--- Start of STORED RECORDS ---
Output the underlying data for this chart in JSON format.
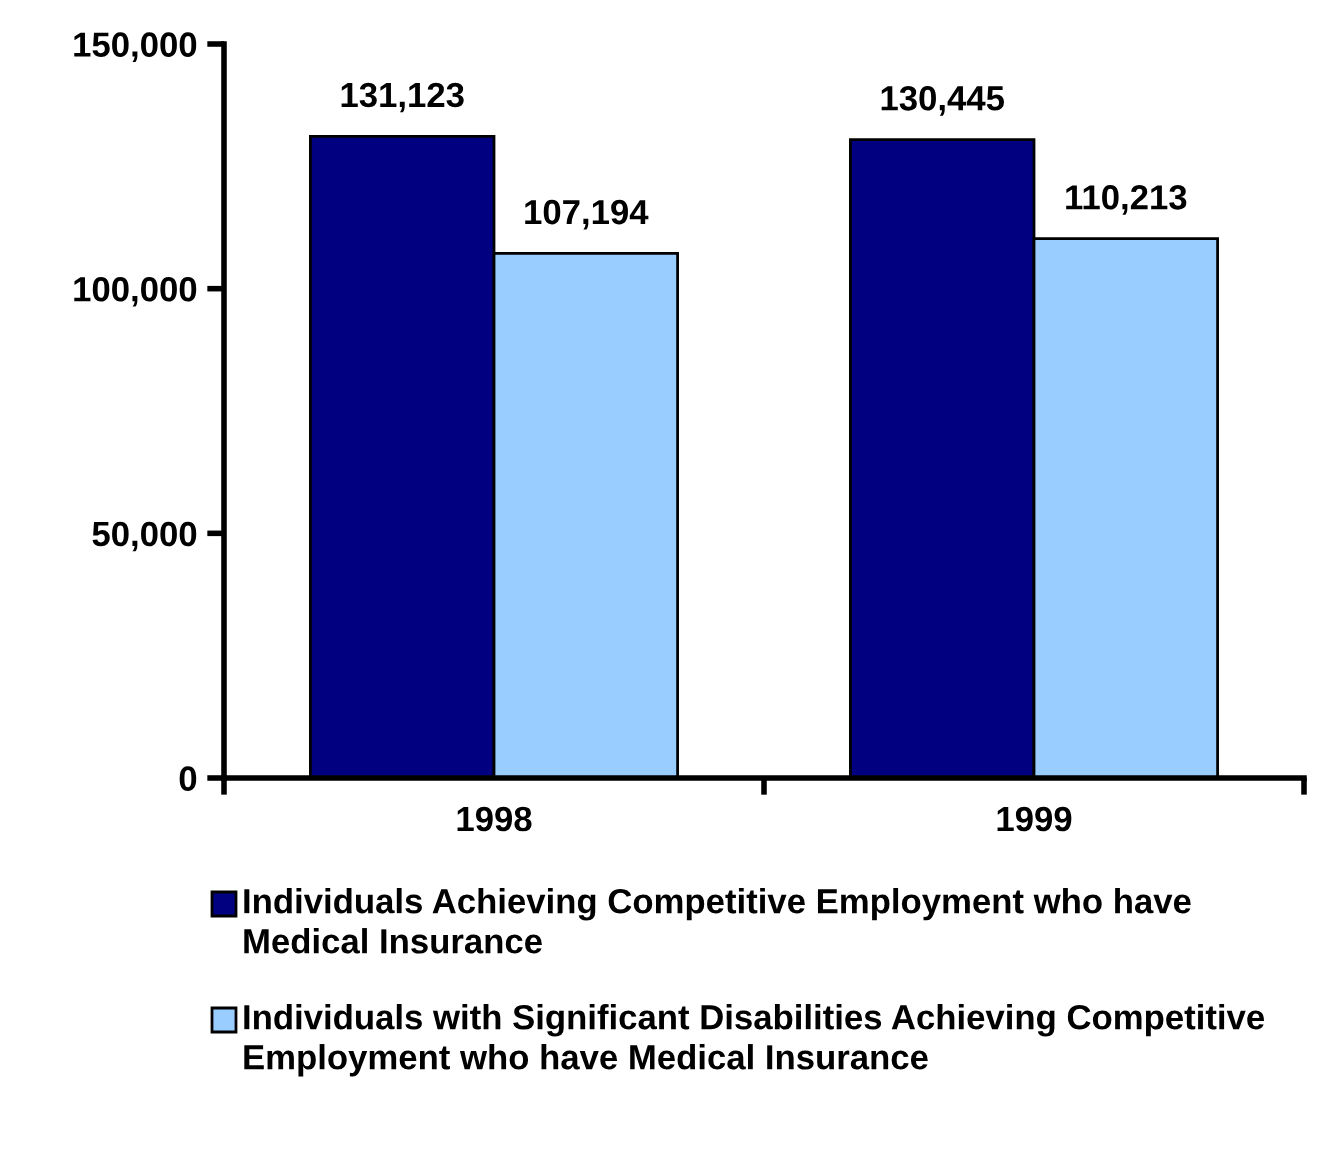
{
  "chart_data": {
    "type": "bar",
    "categories": [
      "1998",
      "1999"
    ],
    "series": [
      {
        "name": "Individuals Achieving Competitive Employment who have Medical Insurance",
        "color": "#000080",
        "values": [
          131123,
          130445
        ]
      },
      {
        "name": "Individuals with Significant Disabilities Achieving Competitive Employment who have Medical Insurance",
        "color": "#99ccff",
        "values": [
          107194,
          110213
        ]
      }
    ],
    "ylim": [
      0,
      150000
    ],
    "yticks": [
      {
        "value": 0,
        "label": "0"
      },
      {
        "value": 50000,
        "label": "50,000"
      },
      {
        "value": 100000,
        "label": "100,000"
      },
      {
        "value": 150000,
        "label": "150,000"
      }
    ],
    "value_labels": [
      [
        "131,123",
        "130,445"
      ],
      [
        "107,194",
        "110,213"
      ]
    ],
    "grid": false,
    "legend": "bottom"
  }
}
--- End of STORED RECORDS ---
**TASK BRIEF:** Reproduce the data word for word, excluding its pictures.

**REPLY:**
Output the underlying data for this chart in JSON format.
{
  "chart_data": {
    "type": "bar",
    "categories": [
      "1998",
      "1999"
    ],
    "series": [
      {
        "name": "Individuals Achieving Competitive Employment who have Medical Insurance",
        "color": "#000080",
        "values": [
          131123,
          130445
        ]
      },
      {
        "name": "Individuals with Significant Disabilities Achieving Competitive Employment who have Medical Insurance",
        "color": "#99ccff",
        "values": [
          107194,
          110213
        ]
      }
    ],
    "ylim": [
      0,
      150000
    ],
    "yticks": [
      {
        "value": 0,
        "label": "0"
      },
      {
        "value": 50000,
        "label": "50,000"
      },
      {
        "value": 100000,
        "label": "100,000"
      },
      {
        "value": 150000,
        "label": "150,000"
      }
    ],
    "value_labels": [
      [
        "131,123",
        "130,445"
      ],
      [
        "107,194",
        "110,213"
      ]
    ],
    "grid": false,
    "legend": "bottom"
  }
}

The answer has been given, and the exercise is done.